▸ **Collected data**
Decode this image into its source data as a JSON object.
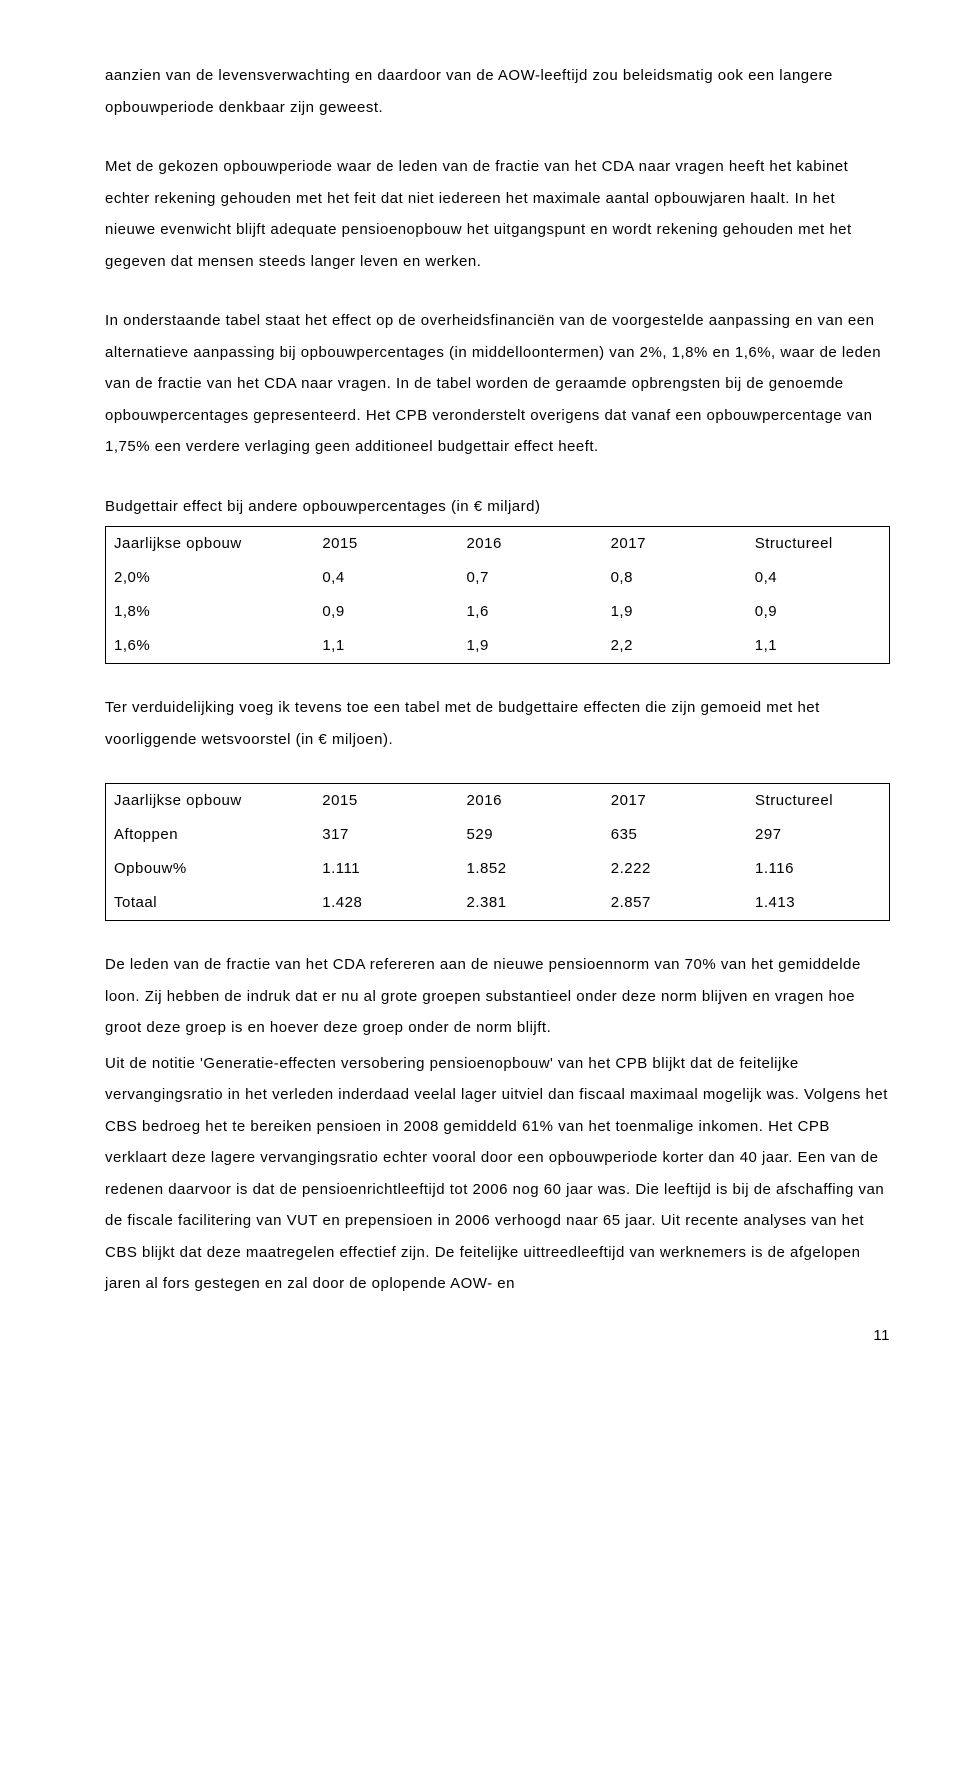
{
  "para1": "aanzien van de levensverwachting en daardoor van de AOW-leeftijd zou beleidsmatig ook een langere opbouwperiode denkbaar zijn geweest.",
  "para2": "Met de gekozen opbouwperiode waar de leden van de fractie van het CDA naar vragen heeft het kabinet echter rekening gehouden met het feit dat niet iedereen het maximale aantal opbouwjaren haalt. In het nieuwe evenwicht blijft adequate pensioenopbouw het uitgangspunt en wordt rekening gehouden met het gegeven dat mensen steeds langer leven en werken.",
  "para3": "In onderstaande tabel staat het effect op de overheidsfinanciën van de voorgestelde aanpassing en van een alternatieve aanpassing bij opbouwpercentages (in middelloontermen) van 2%, 1,8% en 1,6%, waar de leden van de fractie van het CDA naar vragen. In de tabel worden de geraamde opbrengsten bij de genoemde opbouwpercentages gepresenteerd. Het CPB veronderstelt overigens dat vanaf een opbouwpercentage van 1,75% een verdere verlaging geen additioneel budgettair effect heeft.",
  "t1cap": "Budgettair effect bij andere opbouwpercentages (in € miljard)",
  "t1": {
    "h": [
      "Jaarlijkse opbouw",
      "2015",
      "2016",
      "2017",
      "Structureel"
    ],
    "r": [
      [
        "2,0%",
        "0,4",
        "0,7",
        "0,8",
        "0,4"
      ],
      [
        "1,8%",
        "0,9",
        "1,6",
        "1,9",
        "0,9"
      ],
      [
        "1,6%",
        "1,1",
        "1,9",
        "2,2",
        "1,1"
      ]
    ]
  },
  "para4": " Ter verduidelijking voeg ik tevens toe een tabel met de budgettaire effecten die zijn gemoeid met het voorliggende wetsvoorstel (in € miljoen).",
  "t2": {
    "h": [
      "Jaarlijkse opbouw",
      "2015",
      "2016",
      "2017",
      "Structureel"
    ],
    "r": [
      [
        "Aftoppen",
        "317",
        "529",
        "635",
        "297"
      ],
      [
        "Opbouw%",
        "1.111",
        "1.852",
        "2.222",
        "1.116"
      ],
      [
        "Totaal",
        "1.428",
        "2.381",
        "2.857",
        "1.413"
      ]
    ]
  },
  "para5": "De leden van de fractie van het CDA refereren aan de nieuwe pensioennorm van 70% van het gemiddelde loon. Zij hebben de indruk dat er nu al grote groepen substantieel onder deze norm blijven en vragen hoe groot deze groep is en hoever deze groep onder de norm blijft.",
  "para6": "Uit de notitie 'Generatie-effecten versobering pensioenopbouw' van het CPB blijkt dat de feitelijke vervangingsratio in het verleden inderdaad veelal lager uitviel dan fiscaal maximaal mogelijk was. Volgens het CBS bedroeg het te bereiken pensioen in 2008 gemiddeld 61% van het toenmalige inkomen. Het CPB verklaart deze lagere vervangingsratio echter vooral door een opbouwperiode korter dan 40 jaar. Een van de redenen daarvoor is dat de pensioenrichtleeftijd tot 2006 nog 60 jaar was. Die leeftijd is bij de afschaffing van de fiscale facilitering van VUT en prepensioen in 2006 verhoogd naar 65 jaar. Uit recente analyses van het CBS blijkt dat deze maatregelen effectief zijn. De feitelijke uittreedleeftijd van werknemers is de afgelopen jaren al fors gestegen en zal door de oplopende AOW- en",
  "pagenum": "11"
}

▸ **Exercise requirements**
Every record must be copied exactly, with images dropped from the result.

▸ **Finished exercise**
Decode this image into its source data as a JSON object.
{
  "para1": "aanzien van de levensverwachting en daardoor van de AOW-leeftijd zou beleidsmatig ook een langere opbouwperiode denkbaar zijn geweest.",
  "para2": "Met de gekozen opbouwperiode waar de leden van de fractie van het CDA naar vragen heeft het kabinet echter rekening gehouden met het feit dat niet iedereen het maximale aantal opbouwjaren haalt. In het nieuwe evenwicht blijft adequate pensioenopbouw het uitgangspunt en wordt rekening gehouden met het gegeven dat mensen steeds langer leven en werken.",
  "para3": "In onderstaande tabel staat het effect op de overheidsfinanciën van de voorgestelde aanpassing en van een alternatieve aanpassing bij opbouwpercentages (in middelloontermen) van 2%, 1,8% en 1,6%, waar de leden van de fractie van het CDA naar vragen. In de tabel worden de geraamde opbrengsten bij de genoemde opbouwpercentages gepresenteerd. Het CPB veronderstelt overigens dat vanaf een opbouwpercentage van 1,75% een verdere verlaging geen additioneel budgettair effect heeft.",
  "t1cap": "Budgettair effect bij andere opbouwpercentages (in € miljard)",
  "t1": {
    "h": [
      "Jaarlijkse opbouw",
      "2015",
      "2016",
      "2017",
      "Structureel"
    ],
    "r": [
      [
        "2,0%",
        "0,4",
        "0,7",
        "0,8",
        "0,4"
      ],
      [
        "1,8%",
        "0,9",
        "1,6",
        "1,9",
        "0,9"
      ],
      [
        "1,6%",
        "1,1",
        "1,9",
        "2,2",
        "1,1"
      ]
    ]
  },
  "para4": " Ter verduidelijking voeg ik tevens toe een tabel met de budgettaire effecten die zijn gemoeid met het voorliggende wetsvoorstel (in € miljoen).",
  "t2": {
    "h": [
      "Jaarlijkse opbouw",
      "2015",
      "2016",
      "2017",
      "Structureel"
    ],
    "r": [
      [
        "Aftoppen",
        "317",
        "529",
        "635",
        "297"
      ],
      [
        "Opbouw%",
        "1.111",
        "1.852",
        "2.222",
        "1.116"
      ],
      [
        "Totaal",
        "1.428",
        "2.381",
        "2.857",
        "1.413"
      ]
    ]
  },
  "para5": "De leden van de fractie van het CDA refereren aan de nieuwe pensioennorm van 70% van het gemiddelde loon. Zij hebben de indruk dat er nu al grote groepen substantieel onder deze norm blijven en vragen hoe groot deze groep is en hoever deze groep onder de norm blijft.",
  "para6": "Uit de notitie 'Generatie-effecten versobering pensioenopbouw' van het CPB blijkt dat de feitelijke vervangingsratio in het verleden inderdaad veelal lager uitviel dan fiscaal maximaal mogelijk was. Volgens het CBS bedroeg het te bereiken pensioen in 2008 gemiddeld 61% van het toenmalige inkomen. Het CPB verklaart deze lagere vervangingsratio echter vooral door een opbouwperiode korter dan 40 jaar. Een van de redenen daarvoor is dat de pensioenrichtleeftijd tot 2006 nog 60 jaar was. Die leeftijd is bij de afschaffing van de fiscale facilitering van VUT en prepensioen in 2006 verhoogd naar 65 jaar. Uit recente analyses van het CBS blijkt dat deze maatregelen effectief zijn. De feitelijke uittreedleeftijd van werknemers is de afgelopen jaren al fors gestegen en zal door de oplopende AOW- en",
  "pagenum": "11"
}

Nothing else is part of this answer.